- [WHAT TO DO] Keep the pictures out of the copy and print all the entries below exactly.

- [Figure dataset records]

## start

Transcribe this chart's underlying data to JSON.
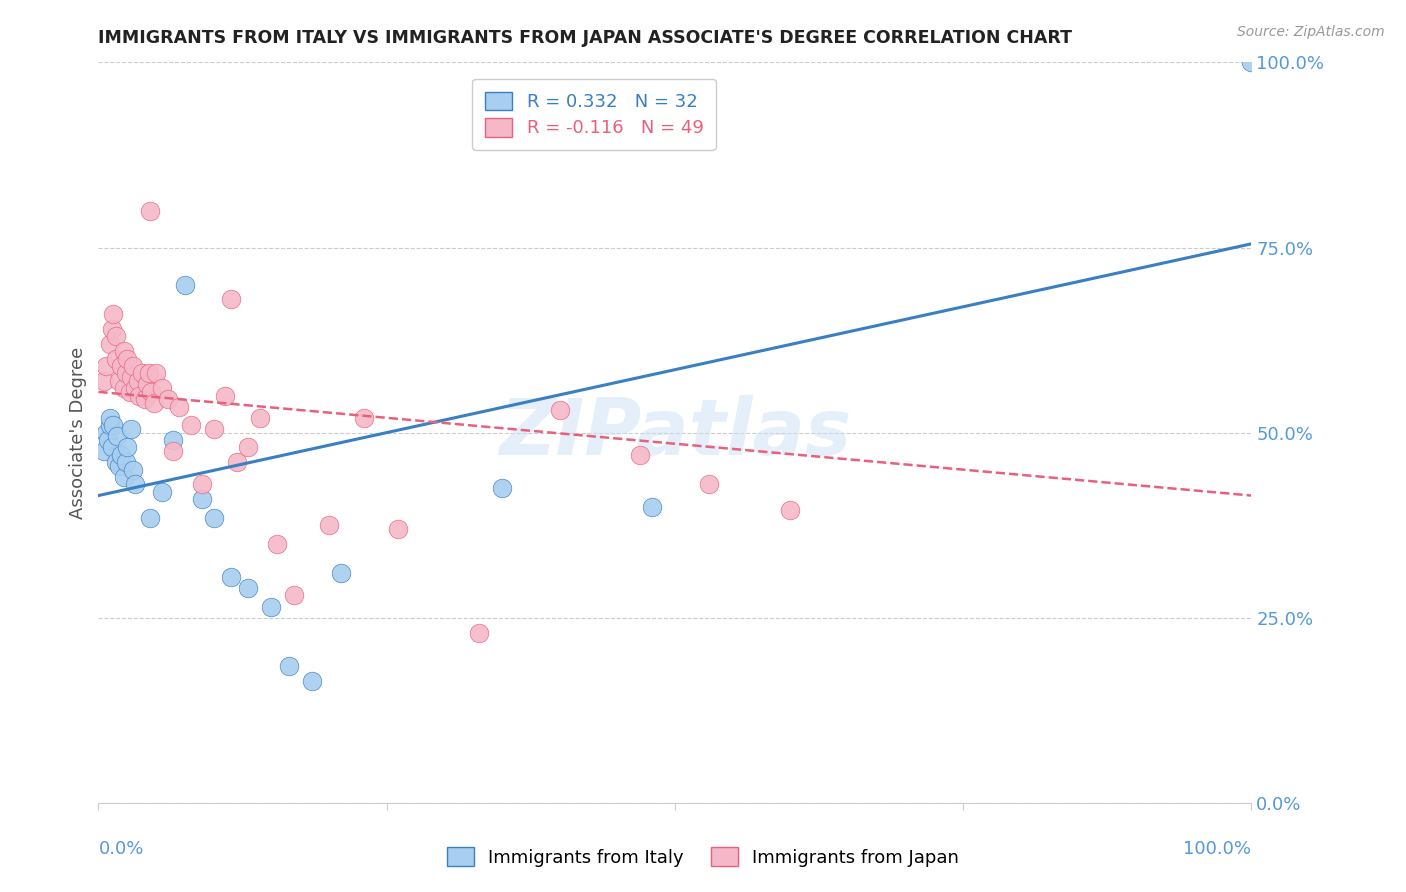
{
  "title": "IMMIGRANTS FROM ITALY VS IMMIGRANTS FROM JAPAN ASSOCIATE'S DEGREE CORRELATION CHART",
  "source": "Source: ZipAtlas.com",
  "ylabel": "Associate's Degree",
  "ytick_values": [
    0.0,
    0.25,
    0.5,
    0.75,
    1.0
  ],
  "ytick_labels": [
    "0.0%",
    "25.0%",
    "50.0%",
    "75.0%",
    "100.0%"
  ],
  "xlim": [
    0.0,
    1.0
  ],
  "ylim": [
    0.0,
    1.0
  ],
  "watermark": "ZIPatlas",
  "legend_italy_text": "R = 0.332   N = 32",
  "legend_japan_text": "R = -0.116   N = 49",
  "italy_color": "#a8cef0",
  "japan_color": "#f5b8c8",
  "italy_line_color": "#3a7fc1",
  "japan_line_color": "#e8607a",
  "grid_color": "#cccccc",
  "tick_label_color": "#5599dd",
  "title_color": "#222222",
  "italy_line_y_start": 0.415,
  "italy_line_y_end": 0.755,
  "japan_line_y_start": 0.555,
  "japan_line_y_end": 0.415,
  "dot_size": 180,
  "italy_scatter_x": [
    0.005,
    0.007,
    0.008,
    0.01,
    0.01,
    0.012,
    0.013,
    0.015,
    0.016,
    0.018,
    0.02,
    0.022,
    0.024,
    0.025,
    0.028,
    0.03,
    0.032,
    0.045,
    0.055,
    0.065,
    0.075,
    0.09,
    0.1,
    0.115,
    0.13,
    0.15,
    0.165,
    0.185,
    0.21,
    0.35,
    0.48,
    1.0
  ],
  "italy_scatter_y": [
    0.475,
    0.5,
    0.49,
    0.51,
    0.52,
    0.48,
    0.51,
    0.46,
    0.495,
    0.455,
    0.47,
    0.44,
    0.46,
    0.48,
    0.505,
    0.45,
    0.43,
    0.385,
    0.42,
    0.49,
    0.7,
    0.41,
    0.385,
    0.305,
    0.29,
    0.265,
    0.185,
    0.165,
    0.31,
    0.425,
    0.4,
    1.0
  ],
  "japan_scatter_x": [
    0.005,
    0.007,
    0.01,
    0.012,
    0.013,
    0.015,
    0.015,
    0.018,
    0.02,
    0.022,
    0.022,
    0.024,
    0.025,
    0.027,
    0.028,
    0.03,
    0.032,
    0.034,
    0.035,
    0.038,
    0.04,
    0.042,
    0.044,
    0.046,
    0.048,
    0.05,
    0.055,
    0.06,
    0.065,
    0.07,
    0.08,
    0.09,
    0.1,
    0.11,
    0.12,
    0.13,
    0.14,
    0.155,
    0.2,
    0.23,
    0.26,
    0.33,
    0.4,
    0.47,
    0.53,
    0.6,
    0.115,
    0.17,
    0.045
  ],
  "japan_scatter_y": [
    0.57,
    0.59,
    0.62,
    0.64,
    0.66,
    0.6,
    0.63,
    0.57,
    0.59,
    0.61,
    0.56,
    0.58,
    0.6,
    0.555,
    0.575,
    0.59,
    0.56,
    0.57,
    0.55,
    0.58,
    0.545,
    0.565,
    0.58,
    0.555,
    0.54,
    0.58,
    0.56,
    0.545,
    0.475,
    0.535,
    0.51,
    0.43,
    0.505,
    0.55,
    0.46,
    0.48,
    0.52,
    0.35,
    0.375,
    0.52,
    0.37,
    0.23,
    0.53,
    0.47,
    0.43,
    0.395,
    0.68,
    0.28,
    0.8
  ],
  "bottom_legend_labels": [
    "Immigrants from Italy",
    "Immigrants from Japan"
  ]
}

## end

- [EXPECTED OUTPUT]
Transcribe this chart's underlying data to JSON.
{
  "title": "IMMIGRANTS FROM ITALY VS IMMIGRANTS FROM JAPAN ASSOCIATE'S DEGREE CORRELATION CHART",
  "source": "Source: ZipAtlas.com",
  "ylabel": "Associate's Degree",
  "ytick_values": [
    0.0,
    0.25,
    0.5,
    0.75,
    1.0
  ],
  "ytick_labels": [
    "0.0%",
    "25.0%",
    "50.0%",
    "75.0%",
    "100.0%"
  ],
  "xlim": [
    0.0,
    1.0
  ],
  "ylim": [
    0.0,
    1.0
  ],
  "watermark": "ZIPatlas",
  "legend_italy_text": "R = 0.332   N = 32",
  "legend_japan_text": "R = -0.116   N = 49",
  "italy_color": "#a8cef0",
  "japan_color": "#f5b8c8",
  "italy_line_color": "#3a7fc1",
  "japan_line_color": "#e8607a",
  "grid_color": "#cccccc",
  "tick_label_color": "#5599dd",
  "title_color": "#222222",
  "italy_line_y_start": 0.415,
  "italy_line_y_end": 0.755,
  "japan_line_y_start": 0.555,
  "japan_line_y_end": 0.415,
  "dot_size": 180,
  "italy_scatter_x": [
    0.005,
    0.007,
    0.008,
    0.01,
    0.01,
    0.012,
    0.013,
    0.015,
    0.016,
    0.018,
    0.02,
    0.022,
    0.024,
    0.025,
    0.028,
    0.03,
    0.032,
    0.045,
    0.055,
    0.065,
    0.075,
    0.09,
    0.1,
    0.115,
    0.13,
    0.15,
    0.165,
    0.185,
    0.21,
    0.35,
    0.48,
    1.0
  ],
  "italy_scatter_y": [
    0.475,
    0.5,
    0.49,
    0.51,
    0.52,
    0.48,
    0.51,
    0.46,
    0.495,
    0.455,
    0.47,
    0.44,
    0.46,
    0.48,
    0.505,
    0.45,
    0.43,
    0.385,
    0.42,
    0.49,
    0.7,
    0.41,
    0.385,
    0.305,
    0.29,
    0.265,
    0.185,
    0.165,
    0.31,
    0.425,
    0.4,
    1.0
  ],
  "japan_scatter_x": [
    0.005,
    0.007,
    0.01,
    0.012,
    0.013,
    0.015,
    0.015,
    0.018,
    0.02,
    0.022,
    0.022,
    0.024,
    0.025,
    0.027,
    0.028,
    0.03,
    0.032,
    0.034,
    0.035,
    0.038,
    0.04,
    0.042,
    0.044,
    0.046,
    0.048,
    0.05,
    0.055,
    0.06,
    0.065,
    0.07,
    0.08,
    0.09,
    0.1,
    0.11,
    0.12,
    0.13,
    0.14,
    0.155,
    0.2,
    0.23,
    0.26,
    0.33,
    0.4,
    0.47,
    0.53,
    0.6,
    0.115,
    0.17,
    0.045
  ],
  "japan_scatter_y": [
    0.57,
    0.59,
    0.62,
    0.64,
    0.66,
    0.6,
    0.63,
    0.57,
    0.59,
    0.61,
    0.56,
    0.58,
    0.6,
    0.555,
    0.575,
    0.59,
    0.56,
    0.57,
    0.55,
    0.58,
    0.545,
    0.565,
    0.58,
    0.555,
    0.54,
    0.58,
    0.56,
    0.545,
    0.475,
    0.535,
    0.51,
    0.43,
    0.505,
    0.55,
    0.46,
    0.48,
    0.52,
    0.35,
    0.375,
    0.52,
    0.37,
    0.23,
    0.53,
    0.47,
    0.43,
    0.395,
    0.68,
    0.28,
    0.8
  ],
  "bottom_legend_labels": [
    "Immigrants from Italy",
    "Immigrants from Japan"
  ]
}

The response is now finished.